+++ RECORDS FOR THIS EXERCISE

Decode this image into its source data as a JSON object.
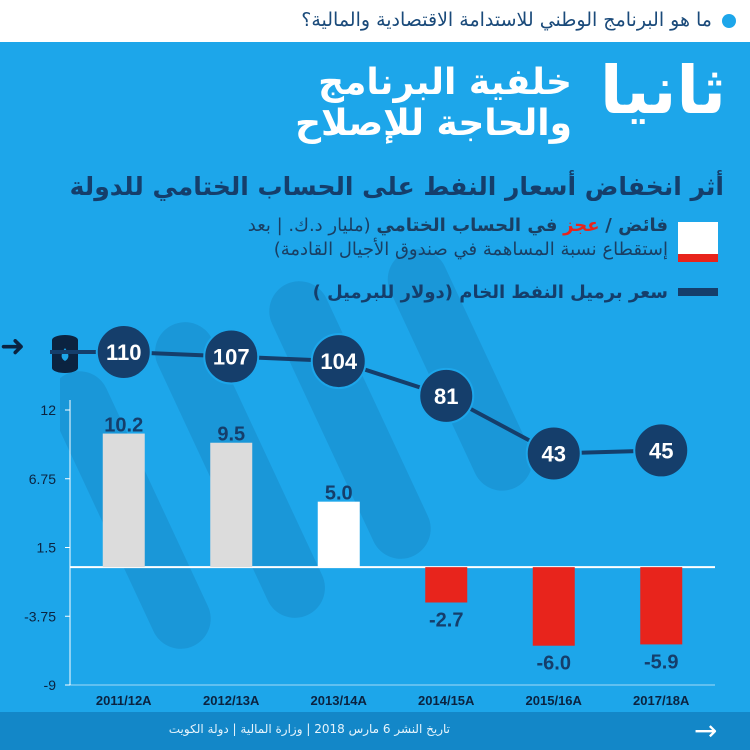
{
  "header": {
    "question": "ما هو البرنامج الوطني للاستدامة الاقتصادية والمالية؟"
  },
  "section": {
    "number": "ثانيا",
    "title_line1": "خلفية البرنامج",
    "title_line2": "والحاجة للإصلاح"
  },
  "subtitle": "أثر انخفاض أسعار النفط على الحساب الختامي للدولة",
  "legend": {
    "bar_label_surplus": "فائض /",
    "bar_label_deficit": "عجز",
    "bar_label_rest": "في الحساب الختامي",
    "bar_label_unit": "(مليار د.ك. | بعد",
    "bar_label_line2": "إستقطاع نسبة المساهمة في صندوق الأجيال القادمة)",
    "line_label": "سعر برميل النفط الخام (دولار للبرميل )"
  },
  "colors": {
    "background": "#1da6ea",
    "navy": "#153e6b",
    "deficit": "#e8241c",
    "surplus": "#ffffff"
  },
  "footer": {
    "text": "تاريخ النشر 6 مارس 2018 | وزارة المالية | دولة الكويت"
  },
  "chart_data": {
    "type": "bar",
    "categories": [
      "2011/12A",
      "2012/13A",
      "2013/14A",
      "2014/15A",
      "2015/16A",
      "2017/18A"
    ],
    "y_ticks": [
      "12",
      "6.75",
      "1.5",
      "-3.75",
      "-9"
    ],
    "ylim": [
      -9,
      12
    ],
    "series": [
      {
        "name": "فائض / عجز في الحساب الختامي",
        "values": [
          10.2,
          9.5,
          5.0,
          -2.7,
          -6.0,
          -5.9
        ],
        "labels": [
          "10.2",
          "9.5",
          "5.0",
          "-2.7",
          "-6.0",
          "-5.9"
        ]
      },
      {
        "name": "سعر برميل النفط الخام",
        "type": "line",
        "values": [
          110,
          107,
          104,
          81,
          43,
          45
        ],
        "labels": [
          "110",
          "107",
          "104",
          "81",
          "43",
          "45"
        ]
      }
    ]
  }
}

++++++

• _PROBLEM DETAILS_
Retype the data above exactly; pictures are not part of the copy.

• _ANSWER IN FULL_
Decode this image into its source data as a JSON object.
{
  "header": {
    "question": "ما هو البرنامج الوطني للاستدامة الاقتصادية والمالية؟"
  },
  "section": {
    "number": "ثانيا",
    "title_line1": "خلفية البرنامج",
    "title_line2": "والحاجة للإصلاح"
  },
  "subtitle": "أثر انخفاض أسعار النفط على الحساب الختامي للدولة",
  "legend": {
    "bar_label_surplus": "فائض /",
    "bar_label_deficit": "عجز",
    "bar_label_rest": "في الحساب الختامي",
    "bar_label_unit": "(مليار د.ك. | بعد",
    "bar_label_line2": "إستقطاع نسبة المساهمة في صندوق الأجيال القادمة)",
    "line_label": "سعر برميل النفط الخام (دولار للبرميل )"
  },
  "colors": {
    "background": "#1da6ea",
    "navy": "#153e6b",
    "deficit": "#e8241c",
    "surplus": "#ffffff"
  },
  "footer": {
    "text": "تاريخ النشر 6 مارس 2018 | وزارة المالية | دولة الكويت"
  },
  "chart_data": {
    "type": "bar",
    "categories": [
      "2011/12A",
      "2012/13A",
      "2013/14A",
      "2014/15A",
      "2015/16A",
      "2017/18A"
    ],
    "y_ticks": [
      "12",
      "6.75",
      "1.5",
      "-3.75",
      "-9"
    ],
    "ylim": [
      -9,
      12
    ],
    "series": [
      {
        "name": "فائض / عجز في الحساب الختامي",
        "values": [
          10.2,
          9.5,
          5.0,
          -2.7,
          -6.0,
          -5.9
        ],
        "labels": [
          "10.2",
          "9.5",
          "5.0",
          "-2.7",
          "-6.0",
          "-5.9"
        ]
      },
      {
        "name": "سعر برميل النفط الخام",
        "type": "line",
        "values": [
          110,
          107,
          104,
          81,
          43,
          45
        ],
        "labels": [
          "110",
          "107",
          "104",
          "81",
          "43",
          "45"
        ]
      }
    ]
  }
}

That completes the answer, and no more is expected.